[Rows from a layout dataset]

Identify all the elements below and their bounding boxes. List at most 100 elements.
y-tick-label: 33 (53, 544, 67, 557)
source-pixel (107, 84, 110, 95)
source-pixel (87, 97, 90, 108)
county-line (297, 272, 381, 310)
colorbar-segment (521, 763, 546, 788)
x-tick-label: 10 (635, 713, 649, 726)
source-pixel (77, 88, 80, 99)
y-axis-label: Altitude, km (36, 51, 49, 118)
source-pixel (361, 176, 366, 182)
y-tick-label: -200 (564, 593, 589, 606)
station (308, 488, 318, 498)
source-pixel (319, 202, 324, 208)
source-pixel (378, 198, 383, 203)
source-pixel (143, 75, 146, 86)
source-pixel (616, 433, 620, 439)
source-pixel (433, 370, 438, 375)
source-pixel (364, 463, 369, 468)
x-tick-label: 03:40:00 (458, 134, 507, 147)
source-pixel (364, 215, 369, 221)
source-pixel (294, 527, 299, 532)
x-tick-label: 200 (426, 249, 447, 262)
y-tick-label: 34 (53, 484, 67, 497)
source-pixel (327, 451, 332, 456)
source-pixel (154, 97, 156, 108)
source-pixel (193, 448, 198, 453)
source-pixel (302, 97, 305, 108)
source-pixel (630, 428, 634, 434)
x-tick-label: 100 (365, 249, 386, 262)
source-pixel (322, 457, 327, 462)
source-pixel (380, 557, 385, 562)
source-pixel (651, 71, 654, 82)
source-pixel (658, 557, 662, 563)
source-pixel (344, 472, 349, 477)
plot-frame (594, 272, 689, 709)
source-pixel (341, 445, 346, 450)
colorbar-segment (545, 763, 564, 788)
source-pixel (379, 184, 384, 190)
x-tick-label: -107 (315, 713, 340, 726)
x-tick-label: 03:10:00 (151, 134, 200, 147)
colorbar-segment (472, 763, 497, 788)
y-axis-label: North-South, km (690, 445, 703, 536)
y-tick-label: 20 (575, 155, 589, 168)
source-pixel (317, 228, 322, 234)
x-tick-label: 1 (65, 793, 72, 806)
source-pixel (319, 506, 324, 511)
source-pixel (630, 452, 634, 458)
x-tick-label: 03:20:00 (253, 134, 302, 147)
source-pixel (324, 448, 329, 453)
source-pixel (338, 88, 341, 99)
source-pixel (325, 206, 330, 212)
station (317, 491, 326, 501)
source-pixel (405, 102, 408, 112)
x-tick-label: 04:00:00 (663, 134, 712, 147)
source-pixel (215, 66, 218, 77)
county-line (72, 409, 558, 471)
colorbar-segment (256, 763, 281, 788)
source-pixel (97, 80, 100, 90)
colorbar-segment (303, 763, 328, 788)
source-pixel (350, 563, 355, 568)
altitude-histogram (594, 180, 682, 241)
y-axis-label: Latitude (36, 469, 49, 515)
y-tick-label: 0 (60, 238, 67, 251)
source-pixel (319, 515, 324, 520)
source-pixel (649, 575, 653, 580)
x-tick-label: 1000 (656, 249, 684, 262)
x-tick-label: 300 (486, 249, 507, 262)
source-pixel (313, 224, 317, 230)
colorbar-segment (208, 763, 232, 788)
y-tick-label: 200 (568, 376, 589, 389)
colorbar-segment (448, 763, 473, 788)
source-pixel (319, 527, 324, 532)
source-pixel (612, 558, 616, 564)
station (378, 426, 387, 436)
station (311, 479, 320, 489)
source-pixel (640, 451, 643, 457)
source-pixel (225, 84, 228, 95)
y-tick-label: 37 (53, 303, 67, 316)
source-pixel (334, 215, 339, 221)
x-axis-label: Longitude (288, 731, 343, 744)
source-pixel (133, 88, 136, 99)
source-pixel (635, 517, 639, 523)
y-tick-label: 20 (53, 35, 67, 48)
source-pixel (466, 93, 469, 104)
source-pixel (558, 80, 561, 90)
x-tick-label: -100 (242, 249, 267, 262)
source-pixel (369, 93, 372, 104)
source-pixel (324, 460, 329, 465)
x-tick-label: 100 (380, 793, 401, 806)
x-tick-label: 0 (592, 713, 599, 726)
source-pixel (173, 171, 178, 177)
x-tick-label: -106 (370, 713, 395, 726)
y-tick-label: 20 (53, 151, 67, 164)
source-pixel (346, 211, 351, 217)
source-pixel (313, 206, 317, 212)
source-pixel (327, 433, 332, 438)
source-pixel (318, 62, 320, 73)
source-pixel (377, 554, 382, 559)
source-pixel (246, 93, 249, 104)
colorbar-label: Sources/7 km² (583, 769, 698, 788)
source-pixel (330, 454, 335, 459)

## [INSTRUCTIONS FOR THE TASK]
Copy out every line of the data above, keeping each character unchanged.

## [ANSWER TO THE TASK]
Identify all the elements below and their bounding boxes. List at most 100 elements.
y-tick-label: 33 (53, 544, 67, 557)
source-pixel (107, 84, 110, 95)
source-pixel (87, 97, 90, 108)
county-line (297, 272, 381, 310)
colorbar-segment (521, 763, 546, 788)
x-tick-label: 10 (635, 713, 649, 726)
source-pixel (77, 88, 80, 99)
y-axis-label: Altitude, km (36, 51, 49, 118)
source-pixel (361, 176, 366, 182)
y-tick-label: -200 (564, 593, 589, 606)
station (308, 488, 318, 498)
source-pixel (319, 202, 324, 208)
source-pixel (378, 198, 383, 203)
source-pixel (143, 75, 146, 86)
source-pixel (616, 433, 620, 439)
source-pixel (433, 370, 438, 375)
source-pixel (364, 463, 369, 468)
x-tick-label: 03:40:00 (458, 134, 507, 147)
source-pixel (364, 215, 369, 221)
source-pixel (294, 527, 299, 532)
x-tick-label: 200 (426, 249, 447, 262)
y-tick-label: 34 (53, 484, 67, 497)
source-pixel (327, 451, 332, 456)
source-pixel (154, 97, 156, 108)
source-pixel (193, 448, 198, 453)
source-pixel (302, 97, 305, 108)
source-pixel (630, 428, 634, 434)
x-tick-label: 100 (365, 249, 386, 262)
source-pixel (322, 457, 327, 462)
source-pixel (380, 557, 385, 562)
source-pixel (651, 71, 654, 82)
source-pixel (658, 557, 662, 563)
source-pixel (344, 472, 349, 477)
plot-frame (594, 272, 689, 709)
source-pixel (341, 445, 346, 450)
colorbar-segment (545, 763, 564, 788)
source-pixel (379, 184, 384, 190)
x-tick-label: -107 (315, 713, 340, 726)
x-tick-label: 03:10:00 (151, 134, 200, 147)
colorbar-segment (472, 763, 497, 788)
y-axis-label: North-South, km (690, 445, 703, 536)
y-tick-label: 20 (575, 155, 589, 168)
source-pixel (317, 228, 322, 234)
x-tick-label: 1 (65, 793, 72, 806)
source-pixel (319, 506, 324, 511)
source-pixel (630, 452, 634, 458)
x-tick-label: 03:20:00 (253, 134, 302, 147)
source-pixel (324, 448, 329, 453)
source-pixel (338, 88, 341, 99)
source-pixel (325, 206, 330, 212)
station (317, 491, 326, 501)
source-pixel (405, 102, 408, 112)
x-tick-label: 04:00:00 (663, 134, 712, 147)
source-pixel (215, 66, 218, 77)
county-line (72, 409, 558, 471)
colorbar-segment (256, 763, 281, 788)
source-pixel (97, 80, 100, 90)
colorbar-segment (303, 763, 328, 788)
source-pixel (350, 563, 355, 568)
altitude-histogram (594, 180, 682, 241)
y-axis-label: Latitude (36, 469, 49, 515)
y-tick-label: 0 (60, 238, 67, 251)
source-pixel (319, 515, 324, 520)
source-pixel (649, 575, 653, 580)
x-tick-label: 1000 (656, 249, 684, 262)
x-tick-label: 300 (486, 249, 507, 262)
source-pixel (313, 224, 317, 230)
colorbar-segment (208, 763, 232, 788)
y-tick-label: 200 (568, 376, 589, 389)
colorbar-segment (448, 763, 473, 788)
source-pixel (319, 527, 324, 532)
source-pixel (612, 558, 616, 564)
station (378, 426, 387, 436)
station (311, 479, 320, 489)
source-pixel (640, 451, 643, 457)
source-pixel (225, 84, 228, 95)
y-tick-label: 37 (53, 303, 67, 316)
source-pixel (334, 215, 339, 221)
x-axis-label: Longitude (288, 731, 343, 744)
source-pixel (133, 88, 136, 99)
source-pixel (635, 517, 639, 523)
y-tick-label: 20 (53, 35, 67, 48)
source-pixel (466, 93, 469, 104)
source-pixel (558, 80, 561, 90)
x-tick-label: -100 (242, 249, 267, 262)
source-pixel (369, 93, 372, 104)
source-pixel (324, 460, 329, 465)
x-tick-label: 100 (380, 793, 401, 806)
x-tick-label: 0 (592, 713, 599, 726)
source-pixel (173, 171, 178, 177)
x-tick-label: -106 (370, 713, 395, 726)
y-tick-label: 20 (53, 151, 67, 164)
source-pixel (346, 211, 351, 217)
source-pixel (313, 206, 317, 212)
source-pixel (327, 433, 332, 438)
source-pixel (318, 62, 320, 73)
source-pixel (377, 554, 382, 559)
source-pixel (246, 93, 249, 104)
colorbar-label: Sources/7 km² (583, 769, 698, 788)
source-pixel (330, 454, 335, 459)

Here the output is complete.